§ Job: Exactly as given, repeat all of the entries.
-- Start Data in this exercise --
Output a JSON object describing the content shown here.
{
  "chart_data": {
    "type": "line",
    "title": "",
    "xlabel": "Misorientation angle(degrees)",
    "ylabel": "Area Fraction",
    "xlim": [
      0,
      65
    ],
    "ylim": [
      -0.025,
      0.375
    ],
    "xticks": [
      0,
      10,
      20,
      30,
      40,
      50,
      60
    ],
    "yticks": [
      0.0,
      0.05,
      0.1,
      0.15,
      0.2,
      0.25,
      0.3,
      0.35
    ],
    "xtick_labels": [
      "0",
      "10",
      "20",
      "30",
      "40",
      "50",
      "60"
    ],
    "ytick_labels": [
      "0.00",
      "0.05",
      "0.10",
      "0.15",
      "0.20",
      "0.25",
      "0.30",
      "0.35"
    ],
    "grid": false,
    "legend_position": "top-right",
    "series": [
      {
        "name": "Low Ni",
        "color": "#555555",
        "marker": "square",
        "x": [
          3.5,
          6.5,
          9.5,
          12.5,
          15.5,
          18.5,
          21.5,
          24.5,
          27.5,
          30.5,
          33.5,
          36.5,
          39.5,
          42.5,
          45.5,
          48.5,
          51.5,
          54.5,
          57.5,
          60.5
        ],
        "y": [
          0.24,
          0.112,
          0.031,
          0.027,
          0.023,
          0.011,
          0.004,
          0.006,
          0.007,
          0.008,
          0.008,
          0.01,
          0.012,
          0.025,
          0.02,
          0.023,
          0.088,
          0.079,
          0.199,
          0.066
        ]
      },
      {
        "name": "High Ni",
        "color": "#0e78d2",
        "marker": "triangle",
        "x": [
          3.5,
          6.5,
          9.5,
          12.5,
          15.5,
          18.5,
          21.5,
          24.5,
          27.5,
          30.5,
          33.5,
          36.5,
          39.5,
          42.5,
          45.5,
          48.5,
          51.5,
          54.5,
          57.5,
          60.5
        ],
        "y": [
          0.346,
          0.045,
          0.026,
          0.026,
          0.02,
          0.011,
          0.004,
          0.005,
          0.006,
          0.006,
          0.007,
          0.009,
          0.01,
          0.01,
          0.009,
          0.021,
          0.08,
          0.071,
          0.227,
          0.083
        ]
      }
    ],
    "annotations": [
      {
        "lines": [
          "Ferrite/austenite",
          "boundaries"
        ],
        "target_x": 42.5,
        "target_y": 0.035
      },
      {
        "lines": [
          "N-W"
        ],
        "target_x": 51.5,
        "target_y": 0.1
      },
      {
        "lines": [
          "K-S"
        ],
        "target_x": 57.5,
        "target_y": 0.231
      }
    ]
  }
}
-- End Data in this exercise --
§ Response to the task:
Output a JSON object describing the content shown here.
{
  "chart_data": {
    "type": "line",
    "title": "",
    "xlabel": "Misorientation angle(degrees)",
    "ylabel": "Area Fraction",
    "xlim": [
      0,
      65
    ],
    "ylim": [
      -0.025,
      0.375
    ],
    "xticks": [
      0,
      10,
      20,
      30,
      40,
      50,
      60
    ],
    "yticks": [
      0.0,
      0.05,
      0.1,
      0.15,
      0.2,
      0.25,
      0.3,
      0.35
    ],
    "xtick_labels": [
      "0",
      "10",
      "20",
      "30",
      "40",
      "50",
      "60"
    ],
    "ytick_labels": [
      "0.00",
      "0.05",
      "0.10",
      "0.15",
      "0.20",
      "0.25",
      "0.30",
      "0.35"
    ],
    "grid": false,
    "legend_position": "top-right",
    "series": [
      {
        "name": "Low Ni",
        "color": "#555555",
        "marker": "square",
        "x": [
          3.5,
          6.5,
          9.5,
          12.5,
          15.5,
          18.5,
          21.5,
          24.5,
          27.5,
          30.5,
          33.5,
          36.5,
          39.5,
          42.5,
          45.5,
          48.5,
          51.5,
          54.5,
          57.5,
          60.5
        ],
        "y": [
          0.24,
          0.112,
          0.031,
          0.027,
          0.023,
          0.011,
          0.004,
          0.006,
          0.007,
          0.008,
          0.008,
          0.01,
          0.012,
          0.025,
          0.02,
          0.023,
          0.088,
          0.079,
          0.199,
          0.066
        ]
      },
      {
        "name": "High Ni",
        "color": "#0e78d2",
        "marker": "triangle",
        "x": [
          3.5,
          6.5,
          9.5,
          12.5,
          15.5,
          18.5,
          21.5,
          24.5,
          27.5,
          30.5,
          33.5,
          36.5,
          39.5,
          42.5,
          45.5,
          48.5,
          51.5,
          54.5,
          57.5,
          60.5
        ],
        "y": [
          0.346,
          0.045,
          0.026,
          0.026,
          0.02,
          0.011,
          0.004,
          0.005,
          0.006,
          0.006,
          0.007,
          0.009,
          0.01,
          0.01,
          0.009,
          0.021,
          0.08,
          0.071,
          0.227,
          0.083
        ]
      }
    ],
    "annotations": [
      {
        "lines": [
          "Ferrite/austenite",
          "boundaries"
        ],
        "target_x": 42.5,
        "target_y": 0.035
      },
      {
        "lines": [
          "N-W"
        ],
        "target_x": 51.5,
        "target_y": 0.1
      },
      {
        "lines": [
          "K-S"
        ],
        "target_x": 57.5,
        "target_y": 0.231
      }
    ]
  }
}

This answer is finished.